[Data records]
--------------------

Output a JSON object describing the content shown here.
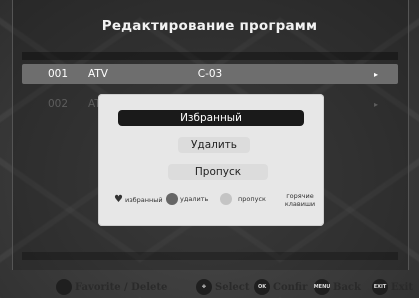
{
  "screen": {
    "title": "Редактирование программ"
  },
  "channels": [
    {
      "number": "001",
      "type": "ATV",
      "name": "C-03",
      "arrow": "▸"
    },
    {
      "number": "002",
      "type": "AT",
      "name": "",
      "arrow": "▸"
    }
  ],
  "dialog": {
    "options": [
      "Избранный",
      "Удалить",
      "Пропуск"
    ],
    "legend": {
      "favorite": "избранный",
      "delete": "удалить",
      "skip": "пропуск",
      "hotkeys": "горячие клавиши"
    }
  },
  "footer": {
    "favorite_delete": "Favorite / Delete",
    "select": "Select",
    "ok_key": "OK",
    "confirm": "Confir",
    "menu_key": "MENU",
    "back": "Back",
    "exit_key": "EXIT",
    "exit": "Exit"
  },
  "colors": {
    "legend_delete": "#666666",
    "legend_skip": "#c4c4c4",
    "selected_row": "#6e6e6e",
    "dialog_bg": "#e7e7e7",
    "selected_option": "#1a1a1a"
  }
}
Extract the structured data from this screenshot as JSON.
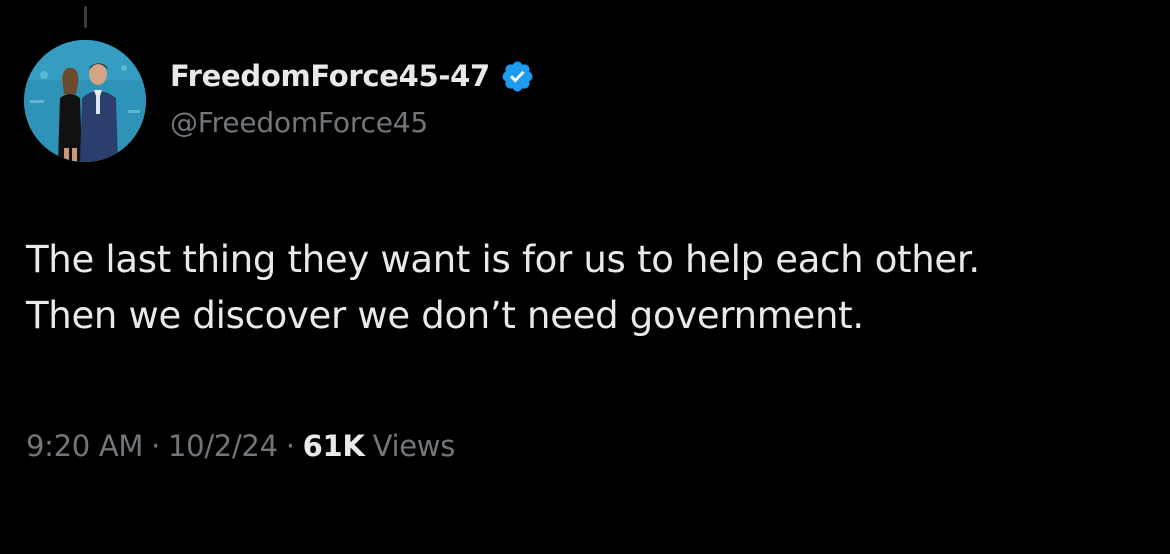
{
  "tweet": {
    "author": {
      "display_name": "FreedomForce45-47",
      "handle": "@FreedomForce45",
      "verified": true,
      "verified_icon": "verified-badge-icon",
      "avatar": "profile-photo"
    },
    "text_lines": [
      "The last thing they want is for us to help each other.",
      "Then we discover we don’t need government."
    ],
    "meta": {
      "time": "9:20 AM",
      "date": "10/2/24",
      "separator": "·",
      "views_count": "61K",
      "views_label": "Views"
    }
  },
  "colors": {
    "background": "#000000",
    "primary_text": "#e7e9ea",
    "secondary_text": "#71767b",
    "verified_blue": "#1d9bf0"
  }
}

--------------------

Copy out every line that includes the word "JSON".

**WRITTEN RESPONSE:**
Output a JSON object describing the content shown here.
Extract the structured data from this screenshot as JSON.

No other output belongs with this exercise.